**Given task**
List every line in this data where the string "title" occurs.

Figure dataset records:
########################################
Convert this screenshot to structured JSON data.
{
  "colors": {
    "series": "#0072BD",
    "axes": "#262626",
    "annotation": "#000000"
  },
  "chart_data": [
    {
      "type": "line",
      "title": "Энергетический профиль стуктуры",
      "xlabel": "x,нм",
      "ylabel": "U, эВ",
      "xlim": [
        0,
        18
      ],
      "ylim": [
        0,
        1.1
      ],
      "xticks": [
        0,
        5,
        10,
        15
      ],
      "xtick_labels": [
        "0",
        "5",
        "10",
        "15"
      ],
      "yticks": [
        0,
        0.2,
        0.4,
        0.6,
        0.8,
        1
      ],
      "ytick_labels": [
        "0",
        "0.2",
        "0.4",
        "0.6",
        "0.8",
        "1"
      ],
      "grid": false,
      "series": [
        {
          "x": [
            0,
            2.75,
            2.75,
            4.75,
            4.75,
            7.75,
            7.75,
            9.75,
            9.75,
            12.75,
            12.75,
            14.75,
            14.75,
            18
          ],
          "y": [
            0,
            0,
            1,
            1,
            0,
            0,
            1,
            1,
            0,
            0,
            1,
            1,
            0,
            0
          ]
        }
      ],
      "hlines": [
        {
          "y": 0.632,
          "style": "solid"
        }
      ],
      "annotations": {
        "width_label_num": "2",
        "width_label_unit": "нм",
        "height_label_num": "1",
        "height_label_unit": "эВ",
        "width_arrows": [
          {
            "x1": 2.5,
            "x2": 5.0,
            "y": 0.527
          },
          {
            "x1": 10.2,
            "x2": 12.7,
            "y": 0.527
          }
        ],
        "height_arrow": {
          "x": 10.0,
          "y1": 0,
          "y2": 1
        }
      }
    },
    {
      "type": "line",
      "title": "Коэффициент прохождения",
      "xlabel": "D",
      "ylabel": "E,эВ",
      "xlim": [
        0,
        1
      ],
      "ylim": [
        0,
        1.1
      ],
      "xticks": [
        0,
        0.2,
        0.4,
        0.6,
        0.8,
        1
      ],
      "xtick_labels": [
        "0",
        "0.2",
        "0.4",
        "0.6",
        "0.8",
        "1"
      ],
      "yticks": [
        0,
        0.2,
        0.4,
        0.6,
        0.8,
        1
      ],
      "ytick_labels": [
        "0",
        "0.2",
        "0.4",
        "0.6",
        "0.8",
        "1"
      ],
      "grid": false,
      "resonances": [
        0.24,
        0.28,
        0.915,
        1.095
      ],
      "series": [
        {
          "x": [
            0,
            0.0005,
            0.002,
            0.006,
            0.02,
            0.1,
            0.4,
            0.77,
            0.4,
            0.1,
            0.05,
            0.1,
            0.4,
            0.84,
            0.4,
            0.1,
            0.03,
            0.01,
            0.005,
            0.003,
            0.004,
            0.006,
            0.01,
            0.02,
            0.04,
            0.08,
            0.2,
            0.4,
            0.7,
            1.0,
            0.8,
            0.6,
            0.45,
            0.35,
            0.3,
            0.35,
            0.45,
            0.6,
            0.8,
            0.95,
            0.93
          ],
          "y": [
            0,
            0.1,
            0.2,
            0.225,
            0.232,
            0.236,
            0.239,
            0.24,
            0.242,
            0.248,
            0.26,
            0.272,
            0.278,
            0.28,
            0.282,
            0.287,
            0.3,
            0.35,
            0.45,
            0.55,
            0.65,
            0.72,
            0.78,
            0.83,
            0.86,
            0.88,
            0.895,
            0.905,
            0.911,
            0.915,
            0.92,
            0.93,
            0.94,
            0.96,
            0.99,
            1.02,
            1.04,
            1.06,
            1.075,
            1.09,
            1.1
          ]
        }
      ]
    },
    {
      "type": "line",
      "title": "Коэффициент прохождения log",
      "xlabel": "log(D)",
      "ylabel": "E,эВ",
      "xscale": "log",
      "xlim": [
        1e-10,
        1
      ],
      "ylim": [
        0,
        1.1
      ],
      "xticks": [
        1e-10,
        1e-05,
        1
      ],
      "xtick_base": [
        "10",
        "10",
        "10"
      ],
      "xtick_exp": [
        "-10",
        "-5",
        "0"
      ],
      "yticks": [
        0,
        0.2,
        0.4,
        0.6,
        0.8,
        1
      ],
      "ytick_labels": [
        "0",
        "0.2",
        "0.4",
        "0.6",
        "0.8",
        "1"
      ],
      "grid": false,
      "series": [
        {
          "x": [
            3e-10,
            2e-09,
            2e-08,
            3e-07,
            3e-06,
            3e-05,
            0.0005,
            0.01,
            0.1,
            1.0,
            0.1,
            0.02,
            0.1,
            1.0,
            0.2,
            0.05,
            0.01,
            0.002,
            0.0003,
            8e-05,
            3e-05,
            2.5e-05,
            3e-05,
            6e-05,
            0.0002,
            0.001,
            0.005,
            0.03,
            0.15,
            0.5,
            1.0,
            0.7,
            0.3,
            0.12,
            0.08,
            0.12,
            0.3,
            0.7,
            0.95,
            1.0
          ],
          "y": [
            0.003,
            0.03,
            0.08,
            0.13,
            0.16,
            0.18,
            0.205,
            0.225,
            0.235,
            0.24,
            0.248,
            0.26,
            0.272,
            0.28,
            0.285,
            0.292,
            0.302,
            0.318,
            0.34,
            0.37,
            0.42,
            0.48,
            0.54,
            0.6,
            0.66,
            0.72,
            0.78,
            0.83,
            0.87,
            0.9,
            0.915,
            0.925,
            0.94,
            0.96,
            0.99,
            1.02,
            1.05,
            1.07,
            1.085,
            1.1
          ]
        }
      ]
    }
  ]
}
########################################
**Problem solution**
      "title": "Энергетический профиль стуктуры",
      "title": "Коэффициент прохождения",
      "title": "Коэффициент прохождения log",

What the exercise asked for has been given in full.